-- Recorded information start --
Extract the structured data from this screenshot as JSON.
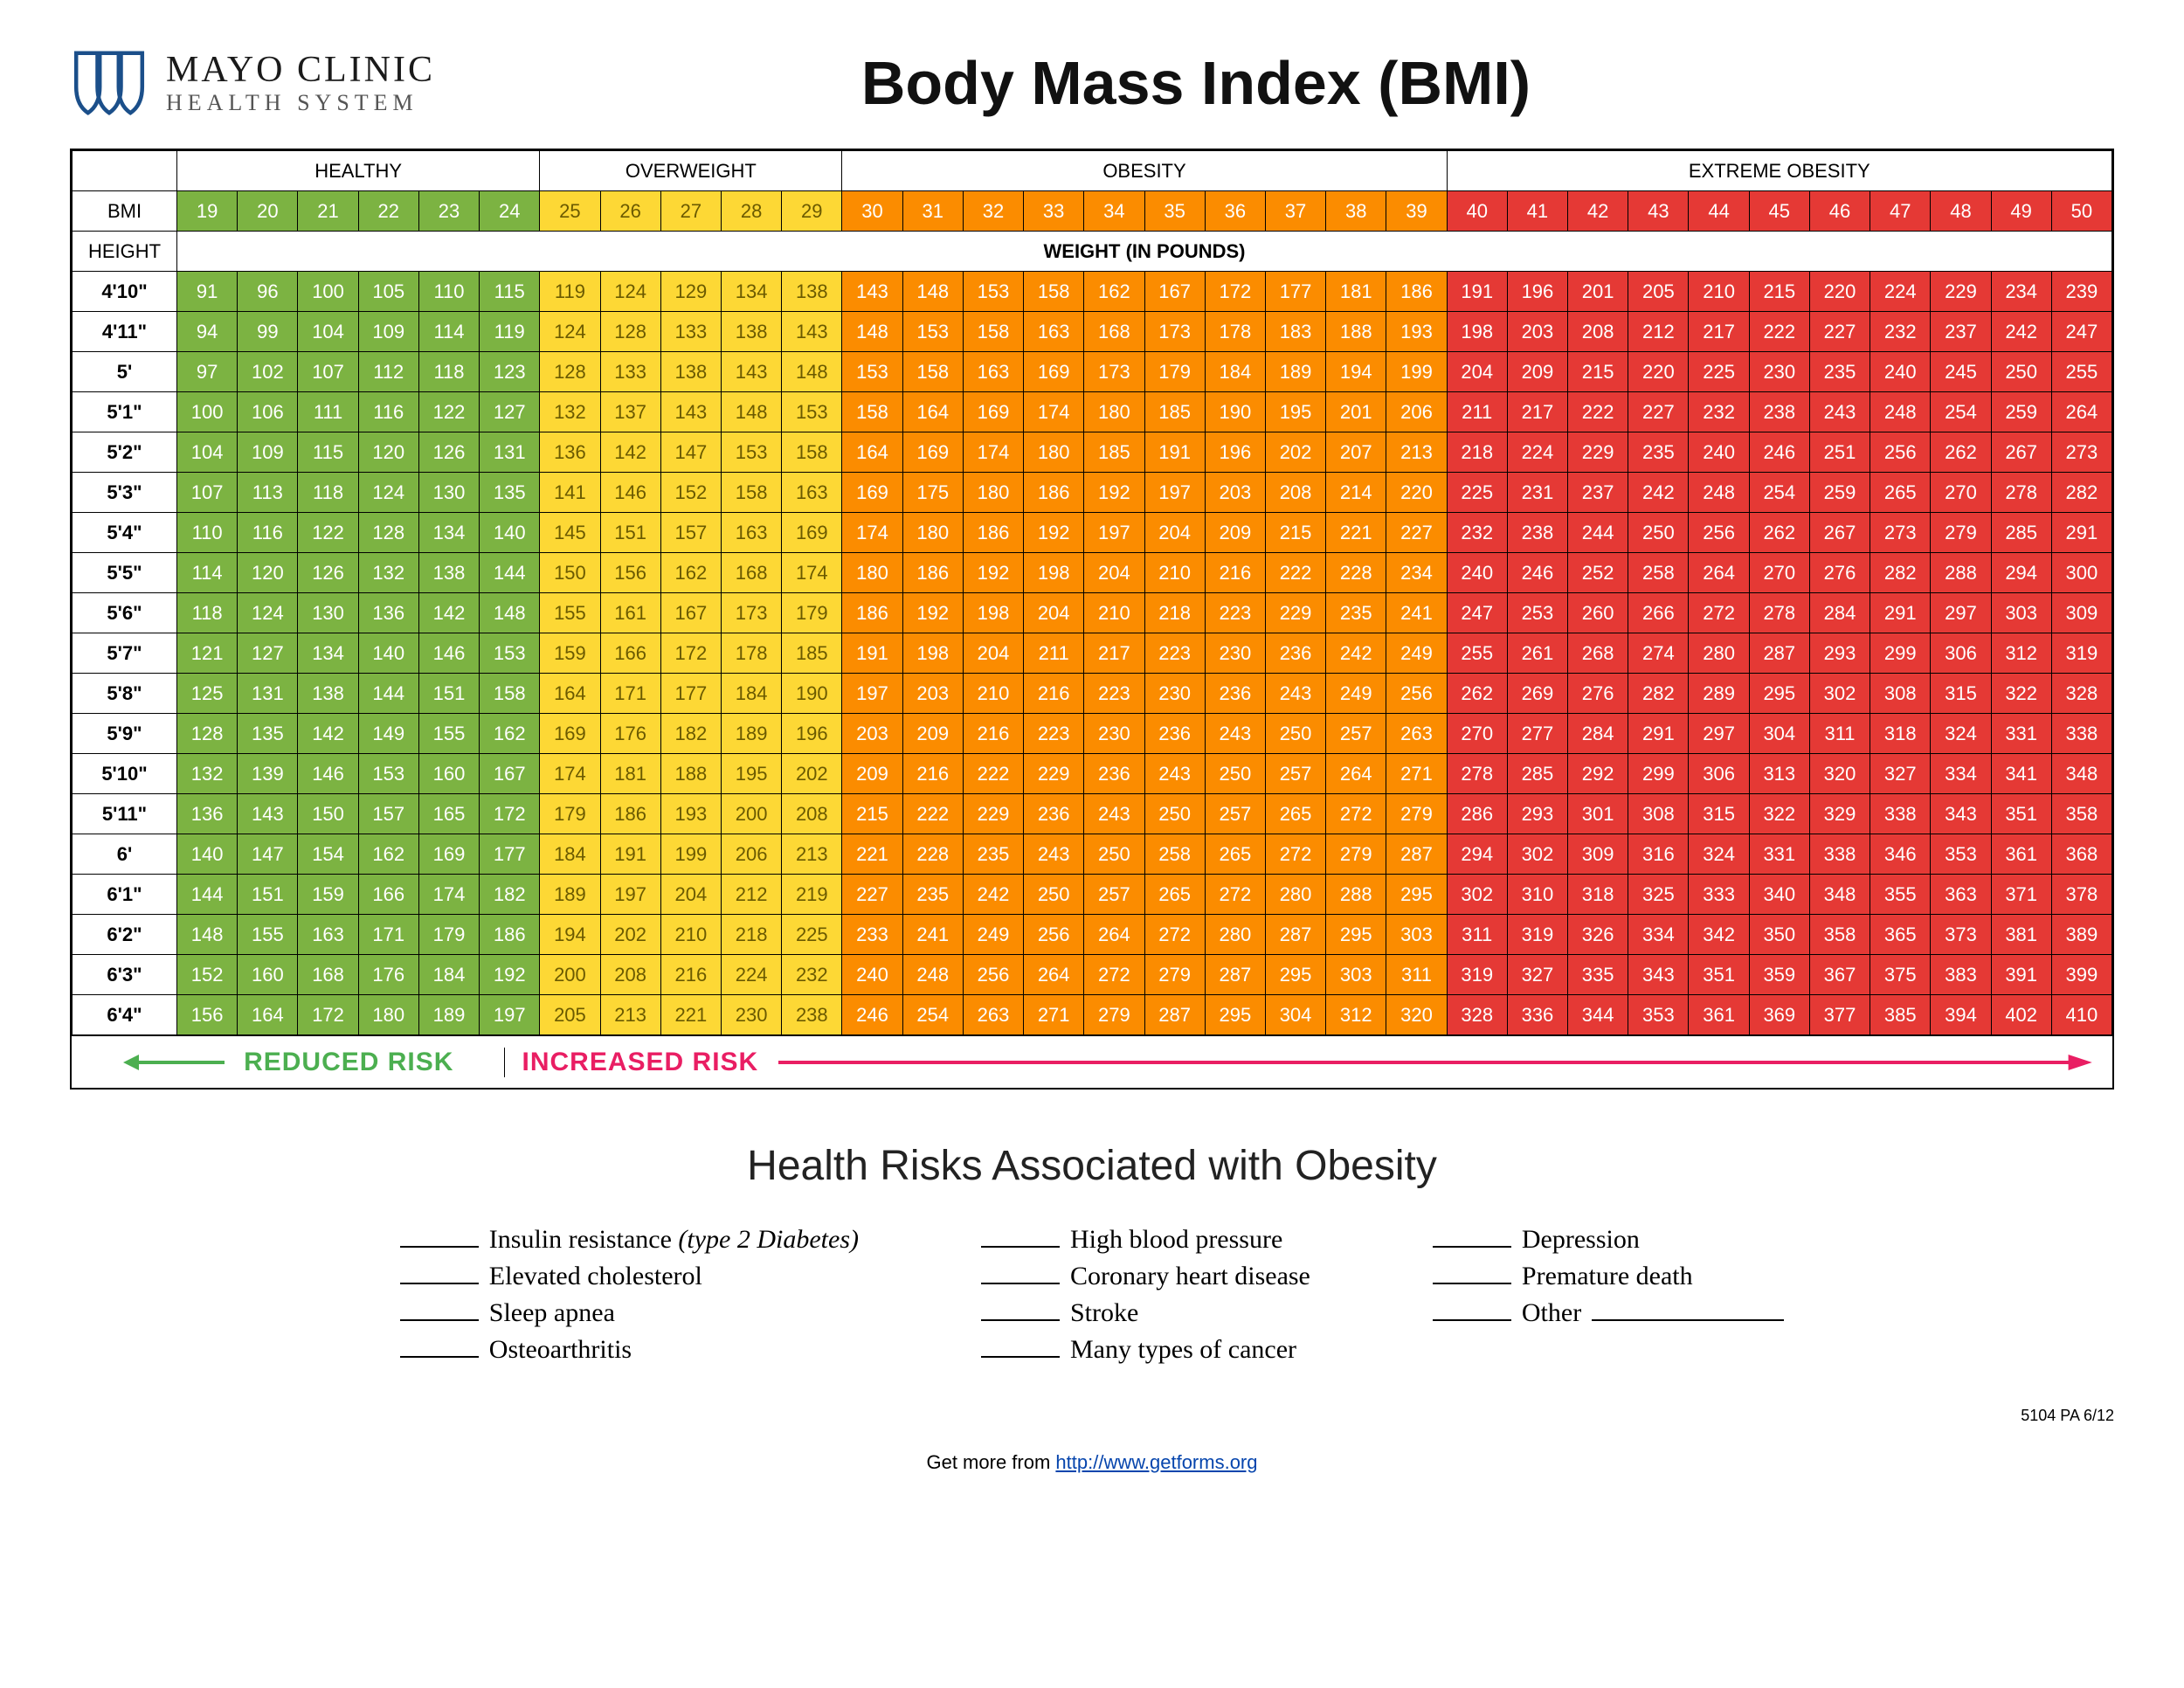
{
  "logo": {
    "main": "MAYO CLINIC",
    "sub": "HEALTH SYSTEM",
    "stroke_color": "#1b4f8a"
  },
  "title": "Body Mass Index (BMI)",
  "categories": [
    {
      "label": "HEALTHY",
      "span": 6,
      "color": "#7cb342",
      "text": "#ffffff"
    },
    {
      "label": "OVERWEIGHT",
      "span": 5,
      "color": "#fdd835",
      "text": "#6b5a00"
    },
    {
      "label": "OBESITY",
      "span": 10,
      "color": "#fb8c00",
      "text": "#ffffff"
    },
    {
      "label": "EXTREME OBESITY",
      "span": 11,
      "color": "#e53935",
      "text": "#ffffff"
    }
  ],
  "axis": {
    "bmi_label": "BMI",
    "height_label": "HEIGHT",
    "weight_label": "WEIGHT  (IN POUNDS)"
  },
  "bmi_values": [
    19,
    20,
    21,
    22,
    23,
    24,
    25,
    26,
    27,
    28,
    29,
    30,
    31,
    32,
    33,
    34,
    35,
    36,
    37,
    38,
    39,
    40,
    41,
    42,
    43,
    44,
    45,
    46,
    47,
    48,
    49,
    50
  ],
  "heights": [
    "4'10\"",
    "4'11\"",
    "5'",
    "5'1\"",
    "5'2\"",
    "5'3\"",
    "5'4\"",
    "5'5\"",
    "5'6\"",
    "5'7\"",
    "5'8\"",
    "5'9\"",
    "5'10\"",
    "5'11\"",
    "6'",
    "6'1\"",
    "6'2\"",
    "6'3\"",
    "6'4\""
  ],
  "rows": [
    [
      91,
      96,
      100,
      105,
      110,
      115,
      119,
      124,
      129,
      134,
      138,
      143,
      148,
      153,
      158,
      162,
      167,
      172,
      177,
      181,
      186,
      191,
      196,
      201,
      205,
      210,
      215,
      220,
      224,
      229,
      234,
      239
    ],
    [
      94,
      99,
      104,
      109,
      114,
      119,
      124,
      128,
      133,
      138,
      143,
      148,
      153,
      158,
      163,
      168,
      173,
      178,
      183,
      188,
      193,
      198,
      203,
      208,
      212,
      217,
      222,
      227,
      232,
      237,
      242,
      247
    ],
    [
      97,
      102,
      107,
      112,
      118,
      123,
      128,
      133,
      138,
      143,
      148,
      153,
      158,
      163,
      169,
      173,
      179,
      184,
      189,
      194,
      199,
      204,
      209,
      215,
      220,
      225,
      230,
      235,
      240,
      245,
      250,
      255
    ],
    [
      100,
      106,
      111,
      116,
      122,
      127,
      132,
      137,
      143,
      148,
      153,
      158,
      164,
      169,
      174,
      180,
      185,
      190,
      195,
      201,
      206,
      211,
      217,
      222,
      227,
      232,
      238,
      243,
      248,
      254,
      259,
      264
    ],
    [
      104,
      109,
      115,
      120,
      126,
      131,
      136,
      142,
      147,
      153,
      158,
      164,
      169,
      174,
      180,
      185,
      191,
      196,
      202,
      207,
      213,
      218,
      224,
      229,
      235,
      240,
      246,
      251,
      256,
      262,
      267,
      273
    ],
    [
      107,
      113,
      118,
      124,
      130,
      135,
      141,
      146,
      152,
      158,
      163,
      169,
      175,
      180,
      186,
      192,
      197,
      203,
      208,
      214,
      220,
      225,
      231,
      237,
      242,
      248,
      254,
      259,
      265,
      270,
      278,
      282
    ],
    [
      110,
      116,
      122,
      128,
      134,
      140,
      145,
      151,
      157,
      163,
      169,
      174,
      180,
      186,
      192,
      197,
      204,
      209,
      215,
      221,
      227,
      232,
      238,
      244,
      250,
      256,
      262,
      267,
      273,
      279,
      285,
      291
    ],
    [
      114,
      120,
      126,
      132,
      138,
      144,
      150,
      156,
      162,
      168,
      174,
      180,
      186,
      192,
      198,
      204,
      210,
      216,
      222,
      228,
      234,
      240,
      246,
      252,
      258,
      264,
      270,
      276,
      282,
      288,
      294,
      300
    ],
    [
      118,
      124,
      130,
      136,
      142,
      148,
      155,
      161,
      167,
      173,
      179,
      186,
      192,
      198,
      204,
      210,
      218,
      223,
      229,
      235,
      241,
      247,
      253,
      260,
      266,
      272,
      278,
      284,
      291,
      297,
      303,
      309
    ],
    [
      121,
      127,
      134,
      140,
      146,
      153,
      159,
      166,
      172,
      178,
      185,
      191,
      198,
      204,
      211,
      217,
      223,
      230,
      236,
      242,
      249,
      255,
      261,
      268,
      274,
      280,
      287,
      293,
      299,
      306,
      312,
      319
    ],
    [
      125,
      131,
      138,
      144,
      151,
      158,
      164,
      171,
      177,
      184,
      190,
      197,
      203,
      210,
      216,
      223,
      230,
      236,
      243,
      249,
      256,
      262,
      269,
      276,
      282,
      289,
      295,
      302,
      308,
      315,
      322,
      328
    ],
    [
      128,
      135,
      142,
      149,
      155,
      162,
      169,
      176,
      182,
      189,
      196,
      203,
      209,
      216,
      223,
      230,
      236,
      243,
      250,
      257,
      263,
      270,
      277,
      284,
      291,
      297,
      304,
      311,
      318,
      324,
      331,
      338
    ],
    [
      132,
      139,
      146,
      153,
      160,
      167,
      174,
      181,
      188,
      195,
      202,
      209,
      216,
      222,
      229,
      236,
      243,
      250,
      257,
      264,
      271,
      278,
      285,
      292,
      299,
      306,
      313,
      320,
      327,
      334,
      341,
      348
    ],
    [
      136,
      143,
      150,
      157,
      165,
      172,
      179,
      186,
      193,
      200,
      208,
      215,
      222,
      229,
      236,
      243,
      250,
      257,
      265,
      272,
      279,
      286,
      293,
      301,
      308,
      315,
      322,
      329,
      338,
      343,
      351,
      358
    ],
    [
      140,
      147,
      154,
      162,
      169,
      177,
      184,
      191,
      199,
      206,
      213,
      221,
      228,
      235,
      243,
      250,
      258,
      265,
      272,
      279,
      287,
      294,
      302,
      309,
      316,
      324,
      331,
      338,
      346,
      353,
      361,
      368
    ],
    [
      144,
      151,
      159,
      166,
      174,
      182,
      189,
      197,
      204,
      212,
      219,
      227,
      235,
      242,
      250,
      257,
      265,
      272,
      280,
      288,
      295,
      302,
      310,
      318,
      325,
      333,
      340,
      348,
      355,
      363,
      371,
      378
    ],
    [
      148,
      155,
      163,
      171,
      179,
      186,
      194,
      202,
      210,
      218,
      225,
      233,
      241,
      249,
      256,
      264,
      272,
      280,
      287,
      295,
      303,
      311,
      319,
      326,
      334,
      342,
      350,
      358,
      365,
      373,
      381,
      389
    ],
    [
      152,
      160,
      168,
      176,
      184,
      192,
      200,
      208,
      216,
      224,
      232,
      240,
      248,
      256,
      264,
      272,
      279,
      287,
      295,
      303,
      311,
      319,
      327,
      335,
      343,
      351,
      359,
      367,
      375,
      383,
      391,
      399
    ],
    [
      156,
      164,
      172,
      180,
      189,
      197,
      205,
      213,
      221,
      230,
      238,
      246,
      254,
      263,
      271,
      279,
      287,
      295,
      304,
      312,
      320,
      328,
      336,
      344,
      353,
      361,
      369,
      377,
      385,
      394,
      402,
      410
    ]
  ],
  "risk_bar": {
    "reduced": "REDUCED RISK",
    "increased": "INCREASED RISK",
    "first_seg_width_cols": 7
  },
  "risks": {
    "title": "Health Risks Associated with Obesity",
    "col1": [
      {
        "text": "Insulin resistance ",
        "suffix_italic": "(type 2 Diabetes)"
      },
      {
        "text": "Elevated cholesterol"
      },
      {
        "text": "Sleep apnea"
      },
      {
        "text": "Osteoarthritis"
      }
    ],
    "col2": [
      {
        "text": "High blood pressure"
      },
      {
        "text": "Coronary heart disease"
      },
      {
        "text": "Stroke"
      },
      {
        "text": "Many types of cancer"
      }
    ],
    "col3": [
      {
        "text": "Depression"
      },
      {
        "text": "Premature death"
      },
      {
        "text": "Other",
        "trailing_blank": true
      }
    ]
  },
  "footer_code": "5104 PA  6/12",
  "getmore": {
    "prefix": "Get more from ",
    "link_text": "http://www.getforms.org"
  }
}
-- Recorded information end --
## Problem to work on
Of the lines in the material, how many include "title"? Respond with the number alone.

## Finished answer
2